Exercise aim
For the copy, please give all of the data again exactly and leave the pictures out.

----- Stored records -----

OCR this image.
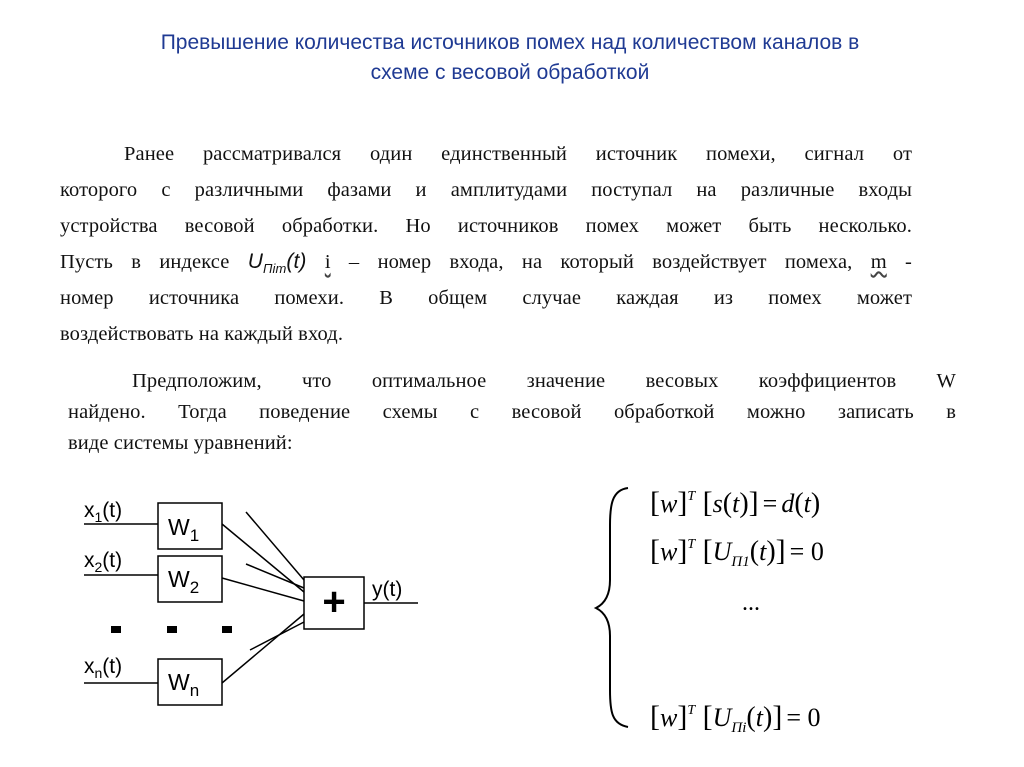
Превышение количества источников помех над количеством каналов в
схеме с весовой обработкой
Ранее рассматривался один единственный источник помехи, сигнал от
которого с различными фазами и амплитудами поступал на различные входы
устройства весовой обработки. Но источников помех может быть несколько.
Пусть в индексе $U_{Пim}(t)$ i – номер входа, на который воздействует помеха, m -
номер источника помехи. В общем случае каждая из помех может
воздействовать на каждый вход.
Предположим, что оптимальное значение весовых коэффициентов W
найдено. Тогда поведение схемы с весовой обработкой можно записать в
виде системы уравнений:
$x_1(t)$
$x_2(t)$
$x_n(t)$
$W_1$
$W_2$
$W_n$
+ y(t)
$[w]^T$ [s(t)] = d(t)
$[w]^T$ $[U_{П1}(t)] = 0$
...
$[w]^T$ $[U_{Пi}(t)] = 0$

-----

Task answer
OCR this image.
Превышение количества источников помех над количеством каналов в
схеме с весовой обработкой
Ранее рассматривался один единственный источник помехи, сигнал от
которого с различными фазами и амплитудами поступал на различные входы
устройства весовой обработки. Но источников помех может быть несколько.
Пусть в индексе $U_{Пim}(t)$ i – номер входа, на который воздействует помеха, m -
номер источника помехи. В общем случае каждая из помех может
воздействовать на каждый вход.
Предположим, что оптимальное значение весовых коэффициентов W
найдено. Тогда поведение схемы с весовой обработкой можно записать в
виде системы уравнений:
$x_1(t)$
$x_2(t)$
$x_n(t)$
$W_1$
$W_2$
$W_n$
+ y(t)
$[w]^T$ [s(t)] = d(t)
$[w]^T$ $[U_{П1}(t)] = 0$
...
$[w]^T$ $[U_{Пi}(t)] = 0$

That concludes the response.